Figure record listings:

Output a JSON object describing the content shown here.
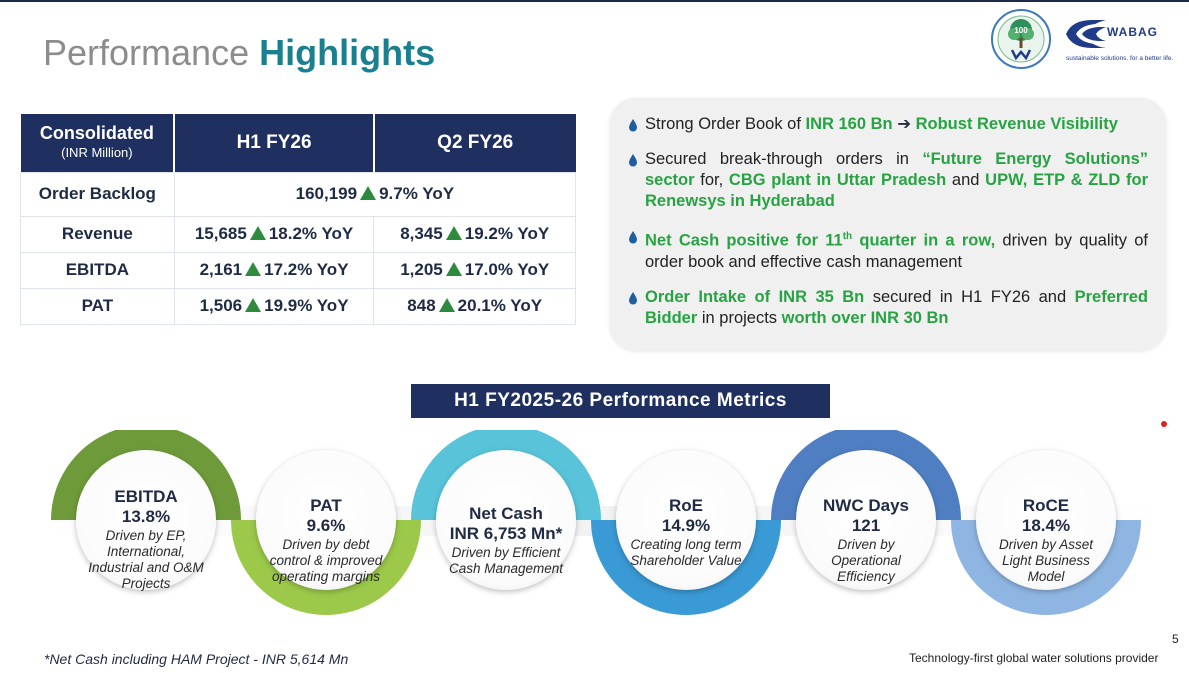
{
  "header": {
    "title_light": "Performance",
    "title_bold": "Highlights",
    "logo_seal_text": "100",
    "logo_brand": "WABAG",
    "logo_tagline": "sustainable solutions. for a better life."
  },
  "kpi_table": {
    "head": {
      "c0_main": "Consolidated",
      "c0_sub": "(INR Million)",
      "c1": "H1 FY26",
      "c2": "Q2 FY26"
    },
    "backlog": {
      "label": "Order Backlog",
      "value": "160,199",
      "growth": "9.7% YoY"
    },
    "rows": [
      {
        "label": "Revenue",
        "h1_value": "15,685",
        "h1_growth": "18.2% YoY",
        "q2_value": "8,345",
        "q2_growth": "19.2% YoY"
      },
      {
        "label": "EBITDA",
        "h1_value": "2,161",
        "h1_growth": "17.2% YoY",
        "q2_value": "1,205",
        "q2_growth": "17.0% YoY"
      },
      {
        "label": "PAT",
        "h1_value": "1,506",
        "h1_growth": "19.9% YoY",
        "q2_value": "848",
        "q2_growth": "20.1% YoY"
      }
    ]
  },
  "highlights": {
    "b1": {
      "t1": "Strong Order Book of ",
      "g1": "INR 160 Bn",
      "arrow": " ➔ ",
      "g2": "Robust Revenue Visibility"
    },
    "b2": {
      "t1": "Secured break-through orders in ",
      "g1": "“Future Energy Solutions” sector",
      "t2": " for, ",
      "g2": "CBG plant in Uttar Pradesh",
      "t3": " and ",
      "g3": "UPW,  ETP & ZLD for Renewsys in Hyderabad"
    },
    "b3": {
      "g1": "Net Cash positive for 11",
      "sup": "th",
      "g2": " quarter in a row,",
      "t1": " driven by quality of order book and effective cash management"
    },
    "b4": {
      "g1": "Order Intake of INR 35 Bn",
      "t1": " secured in H1 FY26 and ",
      "g2": "Preferred Bidder",
      "t2": " in projects ",
      "g3": "worth over INR 30 Bn"
    }
  },
  "metrics": {
    "heading": "H1 FY2025-26 Performance Metrics",
    "items": [
      {
        "name": "EBITDA",
        "value": "13.8%",
        "desc": "Driven by EP, International, Industrial and O&M Projects",
        "color": "#6e9a3a"
      },
      {
        "name": "PAT",
        "value": "9.6%",
        "desc": "Driven by debt control & improved operating margins",
        "color": "#9cc94a"
      },
      {
        "name": "Net Cash",
        "value": "INR 6,753 Mn*",
        "desc": "Driven by Efficient Cash Management",
        "color": "#58c3d9"
      },
      {
        "name": "RoE",
        "value": "14.9%",
        "desc": "Creating long term Shareholder Value",
        "color": "#3a9ad6"
      },
      {
        "name": "NWC Days",
        "value": "121",
        "desc": "Driven by Operational Efficiency",
        "color": "#4f7ec2"
      },
      {
        "name": "RoCE",
        "value": "18.4%",
        "desc": "Driven by Asset Light Business Model",
        "color": "#8fb6e3"
      }
    ]
  },
  "footer": {
    "footnote": "*Net Cash including HAM Project - INR 5,614 Mn",
    "tagline": "Technology-first global water solutions provider",
    "page": "5"
  }
}
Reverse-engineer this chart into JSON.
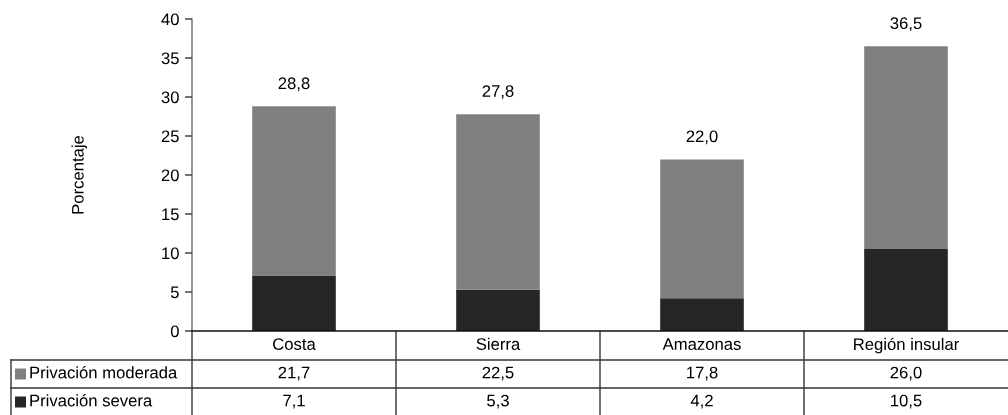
{
  "chart_data": {
    "type": "bar",
    "stacked": true,
    "ylabel": "Porcentaje",
    "categories": [
      "Costa",
      "Sierra",
      "Amazonas",
      "Región insular"
    ],
    "series": [
      {
        "name": "Privación severa",
        "color": "#262626",
        "values": [
          7.1,
          5.3,
          4.2,
          10.5
        ],
        "value_labels": [
          "7,1",
          "5,3",
          "4,2",
          "10,5"
        ]
      },
      {
        "name": "Privación moderada",
        "color": "#808080",
        "values": [
          21.7,
          22.5,
          17.8,
          26.0
        ],
        "value_labels": [
          "21,7",
          "22,5",
          "17,8",
          "26,0"
        ]
      }
    ],
    "totals": [
      "28,8",
      "27,8",
      "22,0",
      "36,5"
    ],
    "ylim": [
      0,
      40
    ],
    "yticks": [
      0,
      5,
      10,
      15,
      20,
      25,
      30,
      35,
      40
    ],
    "legend": "bottom"
  }
}
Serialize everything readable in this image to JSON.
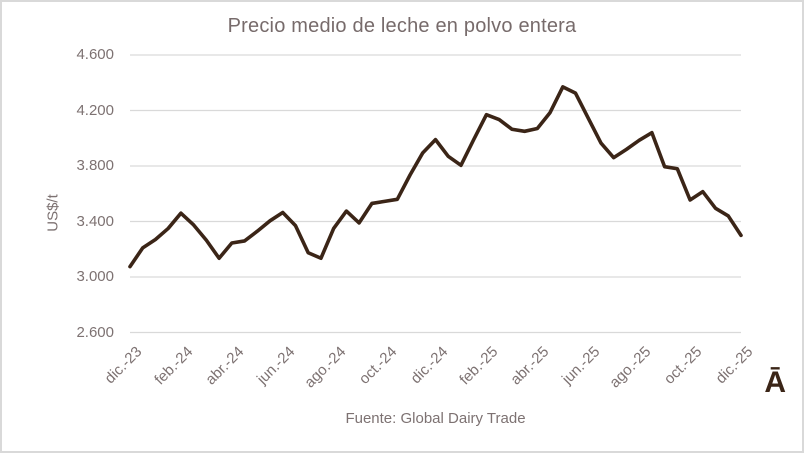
{
  "chart": {
    "logo_text": "Ā"
  },
  "colors": {
    "line": "#3b2517",
    "grid": "#d9d9d9",
    "text": "#7d7272",
    "title_text": "#776b6b",
    "logo": "#3b2517"
  },
  "chart_data": {
    "type": "line",
    "title": "Precio medio de leche en polvo entera",
    "ylabel": "US$/t",
    "xlabel": "",
    "source": "Fuente: Global Dairy Trade",
    "ylim": [
      2600,
      4600
    ],
    "ytick_step": 400,
    "ytick_labels": [
      "2.600",
      "3.000",
      "3.400",
      "3.800",
      "4.200",
      "4.600"
    ],
    "x_tick_labels": [
      "dic.-23",
      "feb.-24",
      "abr.-24",
      "jun.-24",
      "ago.-24",
      "oct.-24",
      "dic.-24",
      "feb.-25",
      "abr.-25",
      "jun.-25",
      "ago.-25",
      "oct.-25",
      "dic.-25"
    ],
    "x_tick_every": 4,
    "grid": true,
    "legend_position": "none",
    "values": [
      3075,
      3210,
      3270,
      3350,
      3460,
      3375,
      3265,
      3135,
      3245,
      3260,
      3330,
      3405,
      3465,
      3370,
      3175,
      3135,
      3350,
      3475,
      3390,
      3530,
      3545,
      3560,
      3735,
      3895,
      3990,
      3870,
      3805,
      3990,
      4170,
      4135,
      4065,
      4050,
      4070,
      4185,
      4370,
      4325,
      4145,
      3965,
      3860,
      3920,
      3985,
      4040,
      3795,
      3780,
      3555,
      3615,
      3495,
      3440,
      3300
    ]
  }
}
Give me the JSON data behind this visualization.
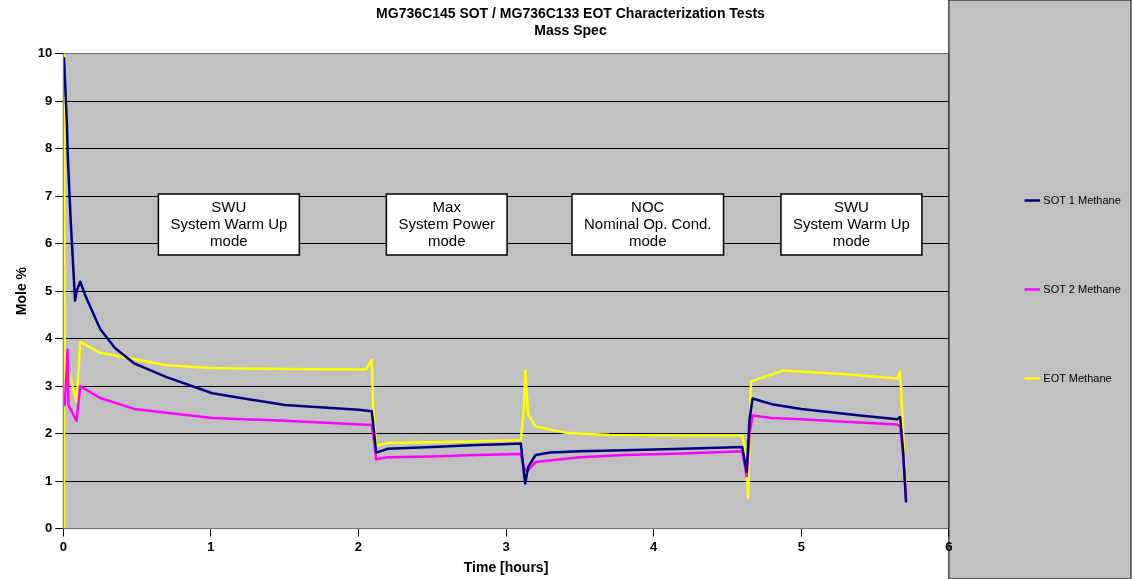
{
  "chart_data": {
    "type": "line",
    "title": "MG736C145 SOT / MG736C133 EOT Characterization Tests",
    "subtitle": "Mass Spec",
    "xlabel": "Time [hours]",
    "ylabel": "Mole %",
    "xlim": [
      0,
      6
    ],
    "xticks": [
      0,
      1,
      2,
      3,
      4,
      5,
      6
    ],
    "ylim": [
      0,
      10
    ],
    "yticks": [
      0,
      1,
      2,
      3,
      4,
      5,
      6,
      7,
      8,
      9,
      10
    ],
    "grid": "y",
    "legend": "right",
    "marker": "none",
    "line_style": "solid",
    "annotations": [
      "SWU\nSystem Warm Up\nmode",
      "Max\nSystem Power\nmode",
      "NOC\nNominal Op. Cond.\nmode",
      "SWU\nSystem Warm Up\nmode"
    ],
    "series": [
      {
        "name": "SOT 1 Methane",
        "color": "#000080",
        "x": [
          0.005,
          0.025,
          0.03,
          0.05,
          0.08,
          0.09,
          0.115,
          0.15,
          0.25,
          0.35,
          0.48,
          0.7,
          1.01,
          1.5,
          2.0,
          2.09,
          2.1,
          2.12,
          2.2,
          2.5,
          2.8,
          3.1,
          3.12,
          3.13,
          3.15,
          3.2,
          3.3,
          3.5,
          3.8,
          4.2,
          4.6,
          4.63,
          4.65,
          4.67,
          4.8,
          5.0,
          5.2,
          5.4,
          5.65,
          5.67,
          5.69,
          5.71
        ],
        "values": [
          9.9,
          8.5,
          7.9,
          6.5,
          4.8,
          5.0,
          5.2,
          4.9,
          4.2,
          3.8,
          3.48,
          3.19,
          2.85,
          2.6,
          2.5,
          2.47,
          2.2,
          1.6,
          1.68,
          1.72,
          1.76,
          1.79,
          1.2,
          0.95,
          1.3,
          1.55,
          1.6,
          1.63,
          1.65,
          1.68,
          1.72,
          1.2,
          2.3,
          2.74,
          2.62,
          2.52,
          2.45,
          2.38,
          2.3,
          2.35,
          1.63,
          0.57
        ]
      },
      {
        "name": "SOT 2 Methane",
        "color": "#ff00ff",
        "x": [
          0.01,
          0.03,
          0.035,
          0.09,
          0.115,
          0.25,
          0.48,
          1.01,
          1.5,
          2.09,
          2.1,
          2.12,
          2.2,
          2.5,
          2.8,
          3.1,
          3.12,
          3.14,
          3.2,
          3.5,
          3.8,
          4.2,
          4.6,
          4.63,
          4.65,
          4.67,
          4.8,
          5.0,
          5.3,
          5.65,
          5.67,
          5.69,
          5.71
        ],
        "values": [
          2.6,
          3.77,
          2.6,
          2.27,
          3.0,
          2.75,
          2.52,
          2.33,
          2.27,
          2.18,
          2.0,
          1.46,
          1.5,
          1.52,
          1.55,
          1.57,
          1.3,
          1.2,
          1.4,
          1.5,
          1.55,
          1.58,
          1.63,
          1.1,
          2.0,
          2.38,
          2.33,
          2.3,
          2.25,
          2.19,
          2.15,
          1.57,
          0.6
        ]
      },
      {
        "name": "EOT Methane",
        "color": "#ffff00",
        "x": [
          0.0,
          0.005,
          0.01,
          0.02,
          0.03,
          0.09,
          0.115,
          0.25,
          0.7,
          1.0,
          1.5,
          2.05,
          2.09,
          2.1,
          2.12,
          2.2,
          2.5,
          2.8,
          3.1,
          3.12,
          3.13,
          3.15,
          3.2,
          3.4,
          3.7,
          4.2,
          4.6,
          4.63,
          4.64,
          4.66,
          4.88,
          5.3,
          5.65,
          5.67,
          5.69,
          5.71
        ],
        "values": [
          0.0,
          10.0,
          3.0,
          3.3,
          3.4,
          2.67,
          3.93,
          3.7,
          3.44,
          3.38,
          3.36,
          3.35,
          3.55,
          2.5,
          1.75,
          1.8,
          1.82,
          1.84,
          1.86,
          2.5,
          3.33,
          2.4,
          2.15,
          2.02,
          1.97,
          1.96,
          1.96,
          1.5,
          0.64,
          3.1,
          3.33,
          3.25,
          3.16,
          3.3,
          2.05,
          0.62
        ]
      }
    ]
  }
}
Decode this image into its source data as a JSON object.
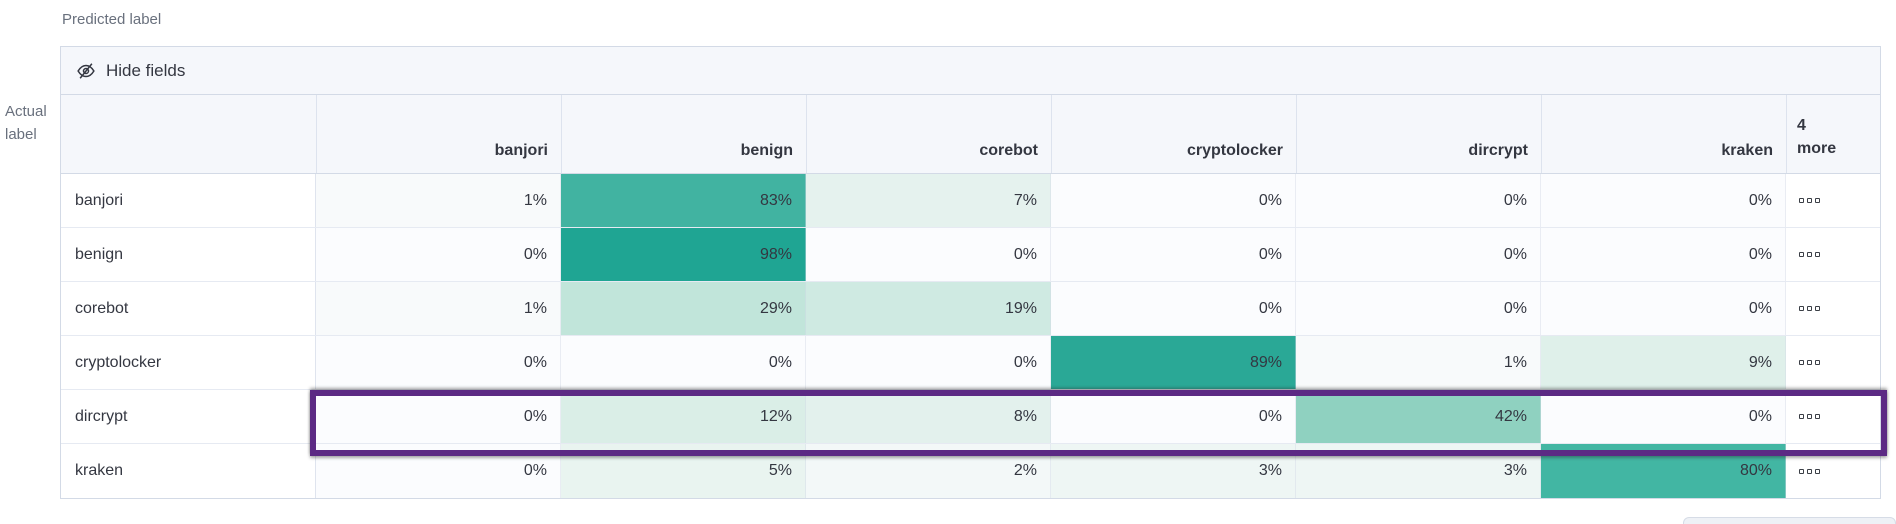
{
  "axis": {
    "predicted_label": "Predicted label",
    "actual_label": "Actual\nlabel"
  },
  "toolbar": {
    "hide_fields_label": "Hide fields",
    "hide_fields_icon": "eye-closed-icon"
  },
  "grid": {
    "columns": [
      "banjori",
      "benign",
      "corebot",
      "cryptolocker",
      "dircrypt",
      "kraken"
    ],
    "more_columns_header": "4\nmore",
    "value_suffix": "%",
    "row_actions_icon": "boxes-horizontal-icon",
    "highlighted_row": "dircrypt",
    "rows": [
      {
        "label": "banjori",
        "values": [
          1,
          83,
          7,
          0,
          0,
          0
        ],
        "highlighted": false
      },
      {
        "label": "benign",
        "values": [
          0,
          98,
          0,
          0,
          0,
          0
        ],
        "highlighted": false
      },
      {
        "label": "corebot",
        "values": [
          1,
          29,
          19,
          0,
          0,
          0
        ],
        "highlighted": false
      },
      {
        "label": "cryptolocker",
        "values": [
          0,
          0,
          0,
          89,
          1,
          9
        ],
        "highlighted": false
      },
      {
        "label": "dircrypt",
        "values": [
          0,
          12,
          8,
          0,
          42,
          0
        ],
        "highlighted": true
      },
      {
        "label": "kraken",
        "values": [
          0,
          5,
          2,
          3,
          3,
          80
        ],
        "highlighted": false
      }
    ]
  },
  "colors": {
    "highlight_outline": "#5c2a84",
    "heat_max": "#1fa593",
    "heat_scale": {
      "0": "#fbfcfe",
      "1": "#f8fafb",
      "2": "#f3f8f8",
      "3": "#eef6f4",
      "5": "#e9f4f0",
      "7": "#e5f2ee",
      "8": "#e3f1ed",
      "9": "#dff0ea",
      "12": "#daeee7",
      "19": "#cfeae2",
      "29": "#c1e5da",
      "42": "#8fd1c0",
      "80": "#42b6a3",
      "83": "#41b3a1",
      "89": "#2aa896",
      "98": "#1fa593"
    }
  }
}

__EXERCISE GOAL__: Take every line from the records above that has the word "true" and copy it.

__FINISHED ANSWER__:
    "stacked": true,
    "grid": true,
        "highlighted": true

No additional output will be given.